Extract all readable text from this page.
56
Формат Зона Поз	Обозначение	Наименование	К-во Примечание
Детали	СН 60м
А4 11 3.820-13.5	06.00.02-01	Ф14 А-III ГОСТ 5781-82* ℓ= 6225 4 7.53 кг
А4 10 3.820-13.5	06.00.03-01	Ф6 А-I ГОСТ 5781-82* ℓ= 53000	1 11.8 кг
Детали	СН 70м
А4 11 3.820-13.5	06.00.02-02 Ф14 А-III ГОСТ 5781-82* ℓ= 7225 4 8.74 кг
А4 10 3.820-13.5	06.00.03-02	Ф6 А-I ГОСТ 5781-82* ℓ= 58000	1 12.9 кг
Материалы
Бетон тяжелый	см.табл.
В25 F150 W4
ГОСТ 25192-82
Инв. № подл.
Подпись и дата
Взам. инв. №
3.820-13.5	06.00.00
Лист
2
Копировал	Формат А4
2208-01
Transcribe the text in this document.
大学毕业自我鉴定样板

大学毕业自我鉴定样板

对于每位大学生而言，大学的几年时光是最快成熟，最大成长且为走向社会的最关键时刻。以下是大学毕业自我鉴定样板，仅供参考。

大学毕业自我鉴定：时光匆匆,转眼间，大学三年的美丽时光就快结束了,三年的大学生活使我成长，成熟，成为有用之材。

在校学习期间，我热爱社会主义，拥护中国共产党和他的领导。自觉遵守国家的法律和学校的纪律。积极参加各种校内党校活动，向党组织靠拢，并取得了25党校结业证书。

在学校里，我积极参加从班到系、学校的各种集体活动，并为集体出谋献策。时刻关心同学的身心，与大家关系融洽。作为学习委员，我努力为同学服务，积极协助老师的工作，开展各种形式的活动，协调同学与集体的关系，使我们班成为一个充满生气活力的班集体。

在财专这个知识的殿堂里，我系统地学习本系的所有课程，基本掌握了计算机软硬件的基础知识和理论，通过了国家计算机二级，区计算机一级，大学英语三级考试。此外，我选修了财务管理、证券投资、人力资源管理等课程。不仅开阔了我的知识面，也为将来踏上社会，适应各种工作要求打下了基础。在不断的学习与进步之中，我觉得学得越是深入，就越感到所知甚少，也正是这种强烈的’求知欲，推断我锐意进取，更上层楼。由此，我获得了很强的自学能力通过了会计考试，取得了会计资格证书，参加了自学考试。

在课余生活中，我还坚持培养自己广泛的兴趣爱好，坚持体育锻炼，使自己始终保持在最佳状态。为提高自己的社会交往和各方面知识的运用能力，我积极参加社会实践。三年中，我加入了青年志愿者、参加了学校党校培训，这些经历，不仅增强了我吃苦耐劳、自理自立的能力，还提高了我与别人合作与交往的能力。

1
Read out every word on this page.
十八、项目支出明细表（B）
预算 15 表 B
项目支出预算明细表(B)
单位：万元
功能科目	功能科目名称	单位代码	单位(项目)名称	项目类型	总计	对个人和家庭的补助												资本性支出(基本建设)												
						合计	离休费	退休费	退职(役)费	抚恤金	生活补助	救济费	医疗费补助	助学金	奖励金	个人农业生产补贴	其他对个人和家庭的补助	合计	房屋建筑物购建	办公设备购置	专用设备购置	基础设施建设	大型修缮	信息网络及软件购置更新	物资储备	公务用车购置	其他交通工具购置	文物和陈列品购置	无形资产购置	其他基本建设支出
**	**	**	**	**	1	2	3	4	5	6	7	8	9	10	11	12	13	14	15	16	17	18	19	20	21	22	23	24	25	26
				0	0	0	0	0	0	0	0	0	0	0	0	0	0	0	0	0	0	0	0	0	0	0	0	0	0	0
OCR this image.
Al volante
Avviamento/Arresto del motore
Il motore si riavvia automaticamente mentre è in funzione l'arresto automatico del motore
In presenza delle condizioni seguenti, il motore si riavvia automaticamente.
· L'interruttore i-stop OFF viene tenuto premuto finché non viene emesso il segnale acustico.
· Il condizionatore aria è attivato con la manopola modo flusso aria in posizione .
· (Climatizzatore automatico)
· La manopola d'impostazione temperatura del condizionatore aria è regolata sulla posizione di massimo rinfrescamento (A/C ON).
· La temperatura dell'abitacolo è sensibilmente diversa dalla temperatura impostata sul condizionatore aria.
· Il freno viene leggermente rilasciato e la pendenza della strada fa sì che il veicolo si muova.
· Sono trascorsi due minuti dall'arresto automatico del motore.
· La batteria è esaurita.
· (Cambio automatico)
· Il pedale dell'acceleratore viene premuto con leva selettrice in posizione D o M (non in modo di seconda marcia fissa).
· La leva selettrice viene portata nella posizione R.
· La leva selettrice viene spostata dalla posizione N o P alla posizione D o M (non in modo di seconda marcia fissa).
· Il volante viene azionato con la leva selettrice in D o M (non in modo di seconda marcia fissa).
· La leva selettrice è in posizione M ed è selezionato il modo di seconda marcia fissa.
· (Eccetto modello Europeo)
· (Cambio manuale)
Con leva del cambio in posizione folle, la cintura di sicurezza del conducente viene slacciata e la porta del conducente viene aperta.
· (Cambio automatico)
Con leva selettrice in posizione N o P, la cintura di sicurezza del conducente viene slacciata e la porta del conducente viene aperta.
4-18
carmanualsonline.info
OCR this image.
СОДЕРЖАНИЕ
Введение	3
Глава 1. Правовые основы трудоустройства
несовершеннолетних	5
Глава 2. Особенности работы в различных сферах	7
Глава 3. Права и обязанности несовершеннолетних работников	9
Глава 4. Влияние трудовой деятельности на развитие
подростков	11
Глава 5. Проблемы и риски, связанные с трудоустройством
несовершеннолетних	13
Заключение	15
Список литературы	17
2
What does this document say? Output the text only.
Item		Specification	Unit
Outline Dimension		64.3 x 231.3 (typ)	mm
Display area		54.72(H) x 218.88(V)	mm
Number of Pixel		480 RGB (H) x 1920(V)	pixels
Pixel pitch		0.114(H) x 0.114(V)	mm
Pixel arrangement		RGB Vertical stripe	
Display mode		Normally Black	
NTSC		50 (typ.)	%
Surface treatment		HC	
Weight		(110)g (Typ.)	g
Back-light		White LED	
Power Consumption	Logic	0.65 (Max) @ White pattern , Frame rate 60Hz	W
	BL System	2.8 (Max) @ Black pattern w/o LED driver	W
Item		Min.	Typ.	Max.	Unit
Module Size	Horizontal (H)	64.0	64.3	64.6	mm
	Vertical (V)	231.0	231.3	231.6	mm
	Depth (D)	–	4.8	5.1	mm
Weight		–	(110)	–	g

----------------

YOUR INSTRUCTIONS: Exactly reproduce all of the entries above.

RIGHT ANSWER:
Extract all readable text from this page.
56
Формат Зона Поз	Обозначение	Наименование	К-во Примечание
Детали	СН 60м
А4 11 3.820-13.5	06.00.02-01	Ф14 А-III ГОСТ 5781-82* ℓ= 6225 4 7.53 кг
А4 10 3.820-13.5	06.00.03-01	Ф6 А-I ГОСТ 5781-82* ℓ= 53000	1 11.8 кг
Детали	СН 70м
А4 11 3.820-13.5	06.00.02-02 Ф14 А-III ГОСТ 5781-82* ℓ= 7225 4 8.74 кг
А4 10 3.820-13.5	06.00.03-02	Ф6 А-I ГОСТ 5781-82* ℓ= 58000	1 12.9 кг
Материалы
Бетон тяжелый	см.табл.
В25 F150 W4
ГОСТ 25192-82
Инв. № подл.
Подпись и дата
Взам. инв. №
3.820-13.5	06.00.00
Лист
2
Копировал	Формат А4
2208-01
Transcribe the text in this document.
大学毕业自我鉴定样板

大学毕业自我鉴定样板

对于每位大学生而言，大学的几年时光是最快成熟，最大成长且为走向社会的最关键时刻。以下是大学毕业自我鉴定样板，仅供参考。

大学毕业自我鉴定：时光匆匆,转眼间，大学三年的美丽时光就快结束了,三年的大学生活使我成长，成熟，成为有用之材。

在校学习期间，我热爱社会主义，拥护中国共产党和他的领导。自觉遵守国家的法律和学校的纪律。积极参加各种校内党校活动，向党组织靠拢，并取得了25党校结业证书。

在学校里，我积极参加从班到系、学校的各种集体活动，并为集体出谋献策。时刻关心同学的身心，与大家关系融洽。作为学习委员，我努力为同学服务，积极协助老师的工作，开展各种形式的活动，协调同学与集体的关系，使我们班成为一个充满生气活力的班集体。

在财专这个知识的殿堂里，我系统地学习本系的所有课程，基本掌握了计算机软硬件的基础知识和理论，通过了国家计算机二级，区计算机一级，大学英语三级考试。此外，我选修了财务管理、证券投资、人力资源管理等课程。不仅开阔了我的知识面，也为将来踏上社会，适应各种工作要求打下了基础。在不断的学习与进步之中，我觉得学得越是深入，就越感到所知甚少，也正是这种强烈的’求知欲，推断我锐意进取，更上层楼。由此，我获得了很强的自学能力通过了会计考试，取得了会计资格证书，参加了自学考试。

在课余生活中，我还坚持培养自己广泛的兴趣爱好，坚持体育锻炼，使自己始终保持在最佳状态。为提高自己的社会交往和各方面知识的运用能力，我积极参加社会实践。三年中，我加入了青年志愿者、参加了学校党校培训，这些经历，不仅增强了我吃苦耐劳、自理自立的能力，还提高了我与别人合作与交往的能力。

1
Read out every word on this page.
十八、项目支出明细表（B）
预算 15 表 B
项目支出预算明细表(B)
单位：万元
功能科目	功能科目名称	单位代码	单位(项目)名称	项目类型	总计	对个人和家庭的补助												资本性支出(基本建设)												
						合计	离休费	退休费	退职(役)费	抚恤金	生活补助	救济费	医疗费补助	助学金	奖励金	个人农业生产补贴	其他对个人和家庭的补助	合计	房屋建筑物购建	办公设备购置	专用设备购置	基础设施建设	大型修缮	信息网络及软件购置更新	物资储备	公务用车购置	其他交通工具购置	文物和陈列品购置	无形资产购置	其他基本建设支出
**	**	**	**	**	1	2	3	4	5	6	7	8	9	10	11	12	13	14	15	16	17	18	19	20	21	22	23	24	25	26
				0	0	0	0	0	0	0	0	0	0	0	0	0	0	0	0	0	0	0	0	0	0	0	0	0	0	0
OCR this image.
Al volante
Avviamento/Arresto del motore
Il motore si riavvia automaticamente mentre è in funzione l'arresto automatico del motore
In presenza delle condizioni seguenti, il motore si riavvia automaticamente.
· L'interruttore i-stop OFF viene tenuto premuto finché non viene emesso il segnale acustico.
· Il condizionatore aria è attivato con la manopola modo flusso aria in posizione .
· (Climatizzatore automatico)
· La manopola d'impostazione temperatura del condizionatore aria è regolata sulla posizione di massimo rinfrescamento (A/C ON).
· La temperatura dell'abitacolo è sensibilmente diversa dalla temperatura impostata sul condizionatore aria.
· Il freno viene leggermente rilasciato e la pendenza della strada fa sì che il veicolo si muova.
· Sono trascorsi due minuti dall'arresto automatico del motore.
· La batteria è esaurita.
· (Cambio automatico)
· Il pedale dell'acceleratore viene premuto con leva selettrice in posizione D o M (non in modo di seconda marcia fissa).
· La leva selettrice viene portata nella posizione R.
· La leva selettrice viene spostata dalla posizione N o P alla posizione D o M (non in modo di seconda marcia fissa).
· Il volante viene azionato con la leva selettrice in D o M (non in modo di seconda marcia fissa).
· La leva selettrice è in posizione M ed è selezionato il modo di seconda marcia fissa.
· (Eccetto modello Europeo)
· (Cambio manuale)
Con leva del cambio in posizione folle, la cintura di sicurezza del conducente viene slacciata e la porta del conducente viene aperta.
· (Cambio automatico)
Con leva selettrice in posizione N o P, la cintura di sicurezza del conducente viene slacciata e la porta del conducente viene aperta.
4-18
carmanualsonline.info
OCR this image.
СОДЕРЖАНИЕ
Введение	3
Глава 1. Правовые основы трудоустройства
несовершеннолетних	5
Глава 2. Особенности работы в различных сферах	7
Глава 3. Права и обязанности несовершеннолетних работников	9
Глава 4. Влияние трудовой деятельности на развитие
подростков	11
Глава 5. Проблемы и риски, связанные с трудоустройством
несовершеннолетних	13
Заключение	15
Список литературы	17
2
What does this document say? Output the text only.
Item		Specification	Unit
Outline Dimension		64.3 x 231.3 (typ)	mm
Display area		54.72(H) x 218.88(V)	mm
Number of Pixel		480 RGB (H) x 1920(V)	pixels
Pixel pitch		0.114(H) x 0.114(V)	mm
Pixel arrangement		RGB Vertical stripe	
Display mode		Normally Black	
NTSC		50 (typ.)	%
Surface treatment		HC	
Weight		(110)g (Typ.)	g
Back-light		White LED	
Power Consumption	Logic	0.65 (Max) @ White pattern , Frame rate 60Hz	W
	BL System	2.8 (Max) @ Black pattern w/o LED driver	W
Item		Min.	Typ.	Max.	Unit
Module Size	Horizontal (H)	64.0	64.3	64.6	mm
	Vertical (V)	231.0	231.3	231.6	mm
	Depth (D)	–	4.8	5.1	mm
Weight		–	(110)	–	g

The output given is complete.